- [Material for this task]:

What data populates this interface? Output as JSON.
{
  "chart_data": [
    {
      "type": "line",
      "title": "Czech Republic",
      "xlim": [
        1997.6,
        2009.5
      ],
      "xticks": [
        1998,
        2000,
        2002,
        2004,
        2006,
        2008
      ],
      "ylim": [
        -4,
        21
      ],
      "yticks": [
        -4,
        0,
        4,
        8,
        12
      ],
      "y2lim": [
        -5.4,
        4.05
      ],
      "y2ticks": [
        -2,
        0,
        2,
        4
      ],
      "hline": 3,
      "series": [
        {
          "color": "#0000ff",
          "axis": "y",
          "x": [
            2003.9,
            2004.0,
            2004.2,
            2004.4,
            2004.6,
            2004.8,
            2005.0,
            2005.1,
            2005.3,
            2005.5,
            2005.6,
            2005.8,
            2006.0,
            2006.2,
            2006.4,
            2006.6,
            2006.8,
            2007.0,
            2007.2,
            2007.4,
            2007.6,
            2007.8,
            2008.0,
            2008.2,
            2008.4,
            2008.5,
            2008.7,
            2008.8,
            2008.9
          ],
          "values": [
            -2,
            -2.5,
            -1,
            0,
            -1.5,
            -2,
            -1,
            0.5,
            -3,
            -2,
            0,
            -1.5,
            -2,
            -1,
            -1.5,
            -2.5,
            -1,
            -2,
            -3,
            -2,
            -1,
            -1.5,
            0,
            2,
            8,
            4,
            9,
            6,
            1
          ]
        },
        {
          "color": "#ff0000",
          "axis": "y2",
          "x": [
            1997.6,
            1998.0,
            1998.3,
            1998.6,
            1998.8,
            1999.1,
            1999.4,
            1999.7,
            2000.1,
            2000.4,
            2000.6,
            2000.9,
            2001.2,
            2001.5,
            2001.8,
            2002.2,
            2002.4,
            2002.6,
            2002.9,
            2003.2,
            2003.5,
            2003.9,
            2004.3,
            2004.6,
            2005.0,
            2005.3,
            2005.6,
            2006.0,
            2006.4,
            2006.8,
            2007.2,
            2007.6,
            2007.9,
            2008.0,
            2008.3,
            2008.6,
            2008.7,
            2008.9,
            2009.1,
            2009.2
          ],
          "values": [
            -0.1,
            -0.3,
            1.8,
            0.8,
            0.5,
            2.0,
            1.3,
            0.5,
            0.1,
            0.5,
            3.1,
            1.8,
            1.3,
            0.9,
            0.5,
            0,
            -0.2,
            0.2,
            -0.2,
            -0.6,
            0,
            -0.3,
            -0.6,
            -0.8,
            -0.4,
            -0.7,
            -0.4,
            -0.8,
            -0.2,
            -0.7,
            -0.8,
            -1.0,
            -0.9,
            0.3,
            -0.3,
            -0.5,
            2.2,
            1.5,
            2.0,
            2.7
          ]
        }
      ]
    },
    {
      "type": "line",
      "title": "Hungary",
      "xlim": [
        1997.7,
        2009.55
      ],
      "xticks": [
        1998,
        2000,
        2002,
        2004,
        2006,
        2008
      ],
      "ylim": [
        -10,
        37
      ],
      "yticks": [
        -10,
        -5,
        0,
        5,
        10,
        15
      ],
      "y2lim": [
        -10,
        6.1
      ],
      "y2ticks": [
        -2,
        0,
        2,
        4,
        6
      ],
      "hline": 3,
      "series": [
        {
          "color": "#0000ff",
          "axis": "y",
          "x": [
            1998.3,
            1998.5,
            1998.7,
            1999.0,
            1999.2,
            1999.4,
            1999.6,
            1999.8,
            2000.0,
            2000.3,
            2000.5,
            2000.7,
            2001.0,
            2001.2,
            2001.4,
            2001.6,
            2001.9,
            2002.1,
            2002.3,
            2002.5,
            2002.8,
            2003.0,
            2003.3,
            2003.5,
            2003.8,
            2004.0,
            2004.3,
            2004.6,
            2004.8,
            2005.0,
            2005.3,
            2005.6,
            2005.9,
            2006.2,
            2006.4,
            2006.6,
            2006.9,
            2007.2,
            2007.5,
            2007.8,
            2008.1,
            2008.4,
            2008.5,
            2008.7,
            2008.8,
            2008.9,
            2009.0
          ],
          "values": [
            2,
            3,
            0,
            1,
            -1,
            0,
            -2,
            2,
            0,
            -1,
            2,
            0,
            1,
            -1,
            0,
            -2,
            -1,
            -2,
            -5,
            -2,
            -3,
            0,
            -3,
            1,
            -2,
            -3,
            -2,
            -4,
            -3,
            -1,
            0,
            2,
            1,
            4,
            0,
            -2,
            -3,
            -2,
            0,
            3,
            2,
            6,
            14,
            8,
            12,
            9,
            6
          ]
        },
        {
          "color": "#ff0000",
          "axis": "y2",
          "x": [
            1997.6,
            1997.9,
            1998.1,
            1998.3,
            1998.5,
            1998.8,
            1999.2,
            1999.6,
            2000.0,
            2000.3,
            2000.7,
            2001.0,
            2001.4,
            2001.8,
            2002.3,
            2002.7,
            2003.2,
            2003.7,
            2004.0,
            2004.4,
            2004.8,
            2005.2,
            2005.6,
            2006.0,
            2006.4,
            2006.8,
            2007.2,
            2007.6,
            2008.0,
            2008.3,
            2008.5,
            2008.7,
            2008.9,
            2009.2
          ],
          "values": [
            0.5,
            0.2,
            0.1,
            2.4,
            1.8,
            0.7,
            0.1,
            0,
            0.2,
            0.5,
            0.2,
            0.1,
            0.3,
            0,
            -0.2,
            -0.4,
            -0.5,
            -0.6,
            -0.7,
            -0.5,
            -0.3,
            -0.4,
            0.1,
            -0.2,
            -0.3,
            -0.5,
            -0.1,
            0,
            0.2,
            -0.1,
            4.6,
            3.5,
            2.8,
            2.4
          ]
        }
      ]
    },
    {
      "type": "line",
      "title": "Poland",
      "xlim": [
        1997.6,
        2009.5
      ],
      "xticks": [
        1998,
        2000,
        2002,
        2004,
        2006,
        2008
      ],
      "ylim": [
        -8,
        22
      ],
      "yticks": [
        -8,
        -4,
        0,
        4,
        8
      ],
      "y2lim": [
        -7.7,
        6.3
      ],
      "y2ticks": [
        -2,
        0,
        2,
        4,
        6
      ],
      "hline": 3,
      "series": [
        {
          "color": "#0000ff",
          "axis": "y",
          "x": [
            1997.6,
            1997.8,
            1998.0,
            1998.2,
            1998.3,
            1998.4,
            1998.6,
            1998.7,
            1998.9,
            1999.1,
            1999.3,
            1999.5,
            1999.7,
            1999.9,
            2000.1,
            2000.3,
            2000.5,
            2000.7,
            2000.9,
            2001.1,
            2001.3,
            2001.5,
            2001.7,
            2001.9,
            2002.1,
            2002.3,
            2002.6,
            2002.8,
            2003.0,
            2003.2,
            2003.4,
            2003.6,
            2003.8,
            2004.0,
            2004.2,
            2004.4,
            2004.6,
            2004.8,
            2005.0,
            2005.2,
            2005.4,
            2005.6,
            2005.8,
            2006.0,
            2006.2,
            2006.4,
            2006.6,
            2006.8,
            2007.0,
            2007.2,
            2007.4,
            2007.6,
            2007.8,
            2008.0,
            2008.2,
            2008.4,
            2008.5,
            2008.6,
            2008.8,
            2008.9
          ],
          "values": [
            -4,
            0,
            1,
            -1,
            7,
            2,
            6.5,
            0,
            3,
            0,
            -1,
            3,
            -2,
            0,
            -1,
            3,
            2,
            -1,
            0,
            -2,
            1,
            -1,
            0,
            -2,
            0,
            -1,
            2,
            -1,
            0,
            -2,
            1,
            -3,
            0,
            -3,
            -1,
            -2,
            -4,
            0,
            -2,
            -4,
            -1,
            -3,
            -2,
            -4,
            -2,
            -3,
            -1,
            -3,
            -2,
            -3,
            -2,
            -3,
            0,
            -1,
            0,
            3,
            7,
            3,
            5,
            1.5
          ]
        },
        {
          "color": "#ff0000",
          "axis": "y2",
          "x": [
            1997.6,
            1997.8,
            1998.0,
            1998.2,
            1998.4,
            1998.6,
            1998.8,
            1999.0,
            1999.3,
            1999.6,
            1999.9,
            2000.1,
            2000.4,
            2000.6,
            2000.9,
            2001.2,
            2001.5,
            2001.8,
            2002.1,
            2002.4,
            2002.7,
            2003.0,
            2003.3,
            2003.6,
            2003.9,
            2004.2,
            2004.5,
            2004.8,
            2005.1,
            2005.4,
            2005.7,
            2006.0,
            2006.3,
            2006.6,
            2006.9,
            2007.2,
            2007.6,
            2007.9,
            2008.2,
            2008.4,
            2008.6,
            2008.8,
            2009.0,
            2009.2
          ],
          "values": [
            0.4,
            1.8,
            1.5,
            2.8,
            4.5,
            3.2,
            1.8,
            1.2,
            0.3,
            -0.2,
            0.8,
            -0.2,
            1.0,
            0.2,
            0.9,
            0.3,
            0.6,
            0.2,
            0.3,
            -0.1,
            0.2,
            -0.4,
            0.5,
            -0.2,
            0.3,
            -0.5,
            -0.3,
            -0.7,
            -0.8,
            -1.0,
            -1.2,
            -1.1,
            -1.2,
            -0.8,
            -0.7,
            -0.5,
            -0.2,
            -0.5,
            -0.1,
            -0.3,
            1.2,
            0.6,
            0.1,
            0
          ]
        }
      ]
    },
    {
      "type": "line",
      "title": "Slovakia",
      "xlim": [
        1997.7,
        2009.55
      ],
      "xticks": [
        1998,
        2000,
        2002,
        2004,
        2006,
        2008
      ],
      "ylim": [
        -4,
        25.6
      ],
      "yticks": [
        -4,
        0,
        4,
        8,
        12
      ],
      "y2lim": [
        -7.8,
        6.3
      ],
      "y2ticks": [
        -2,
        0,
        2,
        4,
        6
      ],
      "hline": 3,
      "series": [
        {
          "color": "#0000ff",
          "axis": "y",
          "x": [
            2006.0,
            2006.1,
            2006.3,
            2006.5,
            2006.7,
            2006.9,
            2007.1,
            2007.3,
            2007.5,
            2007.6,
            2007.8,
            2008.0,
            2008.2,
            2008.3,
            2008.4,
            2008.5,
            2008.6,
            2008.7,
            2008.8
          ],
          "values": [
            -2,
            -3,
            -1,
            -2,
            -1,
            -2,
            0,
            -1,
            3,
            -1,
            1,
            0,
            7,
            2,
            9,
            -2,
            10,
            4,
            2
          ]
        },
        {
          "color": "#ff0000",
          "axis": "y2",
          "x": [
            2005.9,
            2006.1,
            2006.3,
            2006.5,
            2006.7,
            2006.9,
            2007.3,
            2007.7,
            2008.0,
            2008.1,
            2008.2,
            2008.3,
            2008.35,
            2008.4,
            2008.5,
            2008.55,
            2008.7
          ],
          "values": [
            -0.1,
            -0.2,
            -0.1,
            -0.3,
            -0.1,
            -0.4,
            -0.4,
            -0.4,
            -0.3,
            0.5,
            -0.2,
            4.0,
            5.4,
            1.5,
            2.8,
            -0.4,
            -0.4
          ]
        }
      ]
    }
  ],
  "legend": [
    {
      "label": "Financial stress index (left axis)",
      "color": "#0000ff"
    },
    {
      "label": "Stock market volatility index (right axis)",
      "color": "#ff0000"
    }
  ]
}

- [Challenge]:
Go over the entries above and say how many lines hold the string "index", with no other text.

- [Worked solution]:
2